In your copy, leave out the pictures; write out all the data exactly.

[Dataset excerpt]
- - - -
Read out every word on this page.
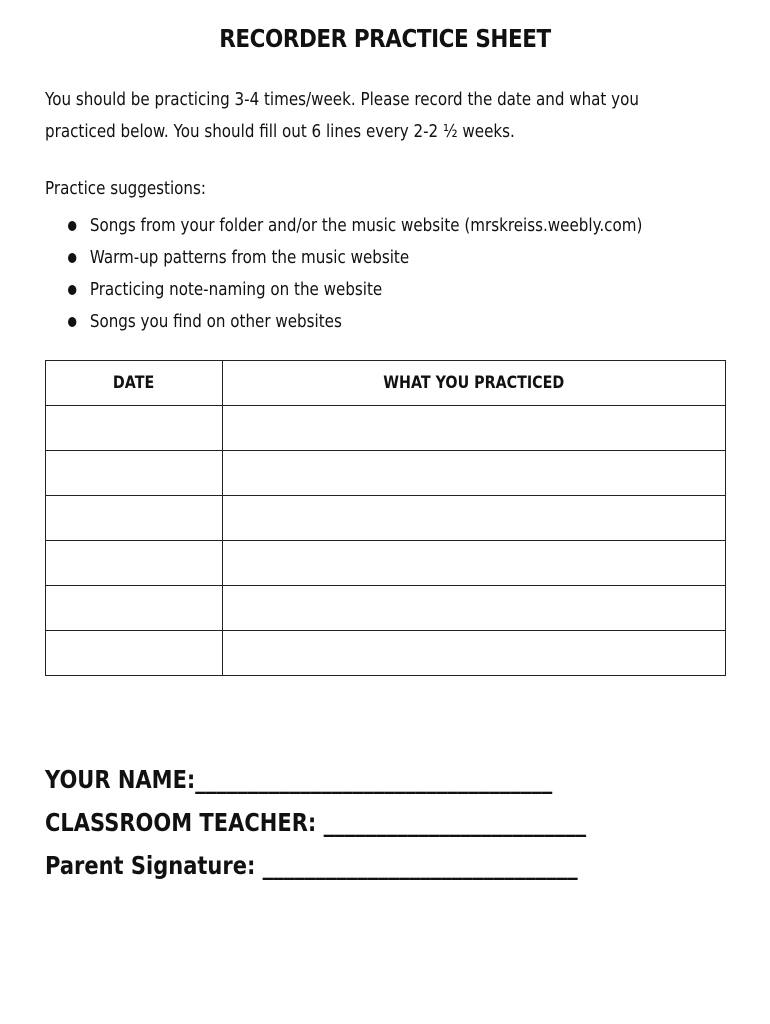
RECORDER PRACTICE SHEET

You should be practicing 3-4 times/week. Please record the date and what you

practiced below. You should fill out 6 lines every 2-2 ½ weeks.

Practice suggestions:
Songs from your folder and/or the music website (mrskreiss.weebly.com)
Warm-up patterns from the music website
Practicing note-naming on the website
Songs you find on other websites
DATE	WHAT YOU PRACTICED

YOUR NAME:__________________________________
CLASSROOM TEACHER: _________________________
Parent Signature: ______________________________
- - - -
SOLUTION FOR THIS EXERCISE
Read out every word on this page.
RECORDER PRACTICE SHEET

You should be practicing 3-4 times/week. Please record the date and what you

practiced below. You should fill out 6 lines every 2-2 ½ weeks.

Practice suggestions:
Songs from your folder and/or the music website (mrskreiss.weebly.com)
Warm-up patterns from the music website
Practicing note-naming on the website
Songs you find on other websites
DATE	WHAT YOU PRACTICED

YOUR NAME:__________________________________
CLASSROOM TEACHER: _________________________
Parent Signature: ______________________________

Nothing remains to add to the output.